Figure dataset records

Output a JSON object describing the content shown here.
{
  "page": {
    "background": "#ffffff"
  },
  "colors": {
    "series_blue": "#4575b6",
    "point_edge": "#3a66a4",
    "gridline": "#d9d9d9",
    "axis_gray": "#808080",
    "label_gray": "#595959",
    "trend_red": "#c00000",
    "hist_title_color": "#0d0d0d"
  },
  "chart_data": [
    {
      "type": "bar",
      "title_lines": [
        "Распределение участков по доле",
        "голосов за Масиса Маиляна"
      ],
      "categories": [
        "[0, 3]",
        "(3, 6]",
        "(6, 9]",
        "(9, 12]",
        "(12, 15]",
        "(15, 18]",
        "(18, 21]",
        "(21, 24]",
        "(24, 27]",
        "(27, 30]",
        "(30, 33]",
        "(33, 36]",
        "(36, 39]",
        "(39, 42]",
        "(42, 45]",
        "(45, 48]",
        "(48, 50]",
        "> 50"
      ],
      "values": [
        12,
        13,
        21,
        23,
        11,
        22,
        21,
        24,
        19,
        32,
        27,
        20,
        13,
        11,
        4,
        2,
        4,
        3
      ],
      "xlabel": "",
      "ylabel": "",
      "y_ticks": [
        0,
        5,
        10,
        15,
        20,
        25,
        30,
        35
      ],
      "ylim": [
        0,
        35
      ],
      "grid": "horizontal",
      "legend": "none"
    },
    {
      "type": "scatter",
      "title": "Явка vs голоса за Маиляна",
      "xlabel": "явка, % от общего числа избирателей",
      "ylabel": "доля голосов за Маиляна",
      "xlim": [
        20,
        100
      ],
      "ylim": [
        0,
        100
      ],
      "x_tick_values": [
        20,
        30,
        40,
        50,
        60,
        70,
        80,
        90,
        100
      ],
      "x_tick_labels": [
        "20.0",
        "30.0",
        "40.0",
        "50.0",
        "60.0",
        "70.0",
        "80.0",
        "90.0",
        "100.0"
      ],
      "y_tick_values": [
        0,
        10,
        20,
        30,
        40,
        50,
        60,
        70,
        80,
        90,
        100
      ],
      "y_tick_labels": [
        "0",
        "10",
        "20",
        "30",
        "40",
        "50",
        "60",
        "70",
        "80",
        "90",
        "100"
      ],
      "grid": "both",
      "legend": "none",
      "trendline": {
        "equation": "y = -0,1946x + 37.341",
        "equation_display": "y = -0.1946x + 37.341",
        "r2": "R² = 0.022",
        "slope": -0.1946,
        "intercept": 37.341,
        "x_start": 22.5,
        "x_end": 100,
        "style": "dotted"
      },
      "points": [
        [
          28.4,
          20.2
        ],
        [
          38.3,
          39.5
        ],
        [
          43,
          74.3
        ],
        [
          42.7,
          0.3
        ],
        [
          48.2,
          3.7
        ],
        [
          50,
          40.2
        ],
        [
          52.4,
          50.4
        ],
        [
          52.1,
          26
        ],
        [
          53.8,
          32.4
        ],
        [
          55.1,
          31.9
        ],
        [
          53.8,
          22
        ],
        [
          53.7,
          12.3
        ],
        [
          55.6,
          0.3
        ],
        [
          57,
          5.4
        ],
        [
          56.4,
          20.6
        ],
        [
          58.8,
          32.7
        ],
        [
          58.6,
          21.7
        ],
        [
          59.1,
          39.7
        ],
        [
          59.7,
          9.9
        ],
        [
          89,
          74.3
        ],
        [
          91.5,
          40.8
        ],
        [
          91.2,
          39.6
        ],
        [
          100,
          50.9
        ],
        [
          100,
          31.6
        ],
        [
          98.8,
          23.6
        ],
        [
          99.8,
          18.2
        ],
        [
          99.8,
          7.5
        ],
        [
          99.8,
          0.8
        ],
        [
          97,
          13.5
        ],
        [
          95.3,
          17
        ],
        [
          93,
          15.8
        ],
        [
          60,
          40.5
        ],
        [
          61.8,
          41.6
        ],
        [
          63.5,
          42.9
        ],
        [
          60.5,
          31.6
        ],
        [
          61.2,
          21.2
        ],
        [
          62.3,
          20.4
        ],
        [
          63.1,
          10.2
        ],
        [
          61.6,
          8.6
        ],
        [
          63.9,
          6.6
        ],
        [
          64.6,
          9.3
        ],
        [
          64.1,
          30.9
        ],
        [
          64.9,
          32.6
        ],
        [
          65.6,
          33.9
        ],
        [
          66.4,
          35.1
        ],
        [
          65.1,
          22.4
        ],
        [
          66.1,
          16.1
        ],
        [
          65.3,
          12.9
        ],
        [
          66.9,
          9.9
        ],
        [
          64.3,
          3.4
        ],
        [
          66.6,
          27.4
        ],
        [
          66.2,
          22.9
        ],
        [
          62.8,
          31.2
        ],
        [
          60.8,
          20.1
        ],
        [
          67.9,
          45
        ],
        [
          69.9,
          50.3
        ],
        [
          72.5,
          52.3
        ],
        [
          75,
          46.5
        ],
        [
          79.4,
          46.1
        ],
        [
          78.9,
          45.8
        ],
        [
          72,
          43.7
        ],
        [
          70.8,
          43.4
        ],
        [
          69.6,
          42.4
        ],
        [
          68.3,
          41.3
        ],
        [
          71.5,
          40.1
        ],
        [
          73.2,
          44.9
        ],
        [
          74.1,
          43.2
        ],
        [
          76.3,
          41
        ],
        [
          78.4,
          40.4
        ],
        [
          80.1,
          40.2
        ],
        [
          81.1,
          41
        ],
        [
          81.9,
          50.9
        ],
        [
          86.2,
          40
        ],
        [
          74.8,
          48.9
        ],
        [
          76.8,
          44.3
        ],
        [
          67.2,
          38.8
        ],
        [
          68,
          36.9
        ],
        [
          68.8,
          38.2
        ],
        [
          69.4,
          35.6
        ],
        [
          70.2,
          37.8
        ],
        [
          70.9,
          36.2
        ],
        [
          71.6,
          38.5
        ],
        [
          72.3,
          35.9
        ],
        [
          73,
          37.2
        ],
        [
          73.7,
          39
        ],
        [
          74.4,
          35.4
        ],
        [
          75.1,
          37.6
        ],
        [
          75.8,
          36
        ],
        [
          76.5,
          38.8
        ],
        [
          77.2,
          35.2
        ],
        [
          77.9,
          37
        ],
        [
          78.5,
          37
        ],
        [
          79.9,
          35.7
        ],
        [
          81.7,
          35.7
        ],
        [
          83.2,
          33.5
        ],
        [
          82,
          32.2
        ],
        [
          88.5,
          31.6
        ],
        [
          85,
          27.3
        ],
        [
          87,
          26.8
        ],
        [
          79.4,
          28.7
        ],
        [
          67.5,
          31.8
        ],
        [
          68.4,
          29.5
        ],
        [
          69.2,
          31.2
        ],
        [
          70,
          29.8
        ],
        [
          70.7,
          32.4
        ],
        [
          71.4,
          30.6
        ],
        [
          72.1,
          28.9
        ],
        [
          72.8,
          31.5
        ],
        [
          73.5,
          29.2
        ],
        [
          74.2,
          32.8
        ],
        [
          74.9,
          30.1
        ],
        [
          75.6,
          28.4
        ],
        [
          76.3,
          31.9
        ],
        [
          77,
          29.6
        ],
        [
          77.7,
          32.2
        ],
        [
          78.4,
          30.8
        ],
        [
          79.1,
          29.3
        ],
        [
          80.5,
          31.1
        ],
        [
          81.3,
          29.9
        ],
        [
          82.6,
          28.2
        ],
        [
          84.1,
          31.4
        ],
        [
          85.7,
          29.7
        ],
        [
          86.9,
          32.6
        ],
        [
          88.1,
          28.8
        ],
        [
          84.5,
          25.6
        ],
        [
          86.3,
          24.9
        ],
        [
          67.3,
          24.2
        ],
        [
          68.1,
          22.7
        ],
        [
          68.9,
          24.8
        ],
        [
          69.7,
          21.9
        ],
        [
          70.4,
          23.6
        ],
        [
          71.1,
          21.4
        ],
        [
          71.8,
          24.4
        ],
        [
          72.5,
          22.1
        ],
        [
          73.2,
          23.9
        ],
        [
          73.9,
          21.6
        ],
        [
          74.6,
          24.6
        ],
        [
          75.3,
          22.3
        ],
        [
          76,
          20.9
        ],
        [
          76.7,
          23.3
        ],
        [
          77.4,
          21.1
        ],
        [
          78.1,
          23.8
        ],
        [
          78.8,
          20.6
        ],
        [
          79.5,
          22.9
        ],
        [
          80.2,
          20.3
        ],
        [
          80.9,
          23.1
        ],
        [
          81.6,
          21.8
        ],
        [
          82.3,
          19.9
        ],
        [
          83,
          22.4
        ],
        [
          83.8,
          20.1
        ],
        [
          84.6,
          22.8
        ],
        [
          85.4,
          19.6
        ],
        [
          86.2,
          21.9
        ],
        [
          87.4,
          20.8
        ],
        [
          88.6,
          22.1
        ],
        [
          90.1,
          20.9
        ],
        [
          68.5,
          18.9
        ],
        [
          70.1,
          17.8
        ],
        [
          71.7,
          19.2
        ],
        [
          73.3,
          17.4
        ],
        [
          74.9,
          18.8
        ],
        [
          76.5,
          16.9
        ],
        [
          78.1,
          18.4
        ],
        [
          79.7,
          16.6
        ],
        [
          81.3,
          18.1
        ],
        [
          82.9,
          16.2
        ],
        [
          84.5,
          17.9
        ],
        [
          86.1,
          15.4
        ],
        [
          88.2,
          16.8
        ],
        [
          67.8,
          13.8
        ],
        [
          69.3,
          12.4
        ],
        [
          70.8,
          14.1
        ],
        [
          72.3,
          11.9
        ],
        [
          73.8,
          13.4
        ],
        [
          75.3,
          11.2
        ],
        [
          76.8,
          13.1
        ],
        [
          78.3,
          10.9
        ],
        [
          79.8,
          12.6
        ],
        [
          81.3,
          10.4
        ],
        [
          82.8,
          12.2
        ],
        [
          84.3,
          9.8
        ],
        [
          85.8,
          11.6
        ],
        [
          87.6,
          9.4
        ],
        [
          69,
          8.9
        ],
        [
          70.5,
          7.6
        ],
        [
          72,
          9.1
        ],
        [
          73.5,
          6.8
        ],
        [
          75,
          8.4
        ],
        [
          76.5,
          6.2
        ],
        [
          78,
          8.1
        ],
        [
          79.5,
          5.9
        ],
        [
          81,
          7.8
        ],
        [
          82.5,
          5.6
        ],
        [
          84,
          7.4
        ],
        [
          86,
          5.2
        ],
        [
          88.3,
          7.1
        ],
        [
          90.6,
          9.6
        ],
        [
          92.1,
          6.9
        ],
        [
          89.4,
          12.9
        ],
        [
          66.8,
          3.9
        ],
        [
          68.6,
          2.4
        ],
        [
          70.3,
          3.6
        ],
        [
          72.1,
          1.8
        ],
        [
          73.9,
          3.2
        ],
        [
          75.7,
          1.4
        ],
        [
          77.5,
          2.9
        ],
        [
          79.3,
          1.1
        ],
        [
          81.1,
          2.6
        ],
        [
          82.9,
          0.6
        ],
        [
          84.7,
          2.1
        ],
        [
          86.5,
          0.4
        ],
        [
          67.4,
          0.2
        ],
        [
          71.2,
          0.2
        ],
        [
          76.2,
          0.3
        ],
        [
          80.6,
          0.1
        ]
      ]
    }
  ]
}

Task requirements: Identify each line in the records above that contains the word "ylabel", and copy it out in full.

Solution below:
      "ylabel": "",
      "ylabel": "доля голосов за Маиляна",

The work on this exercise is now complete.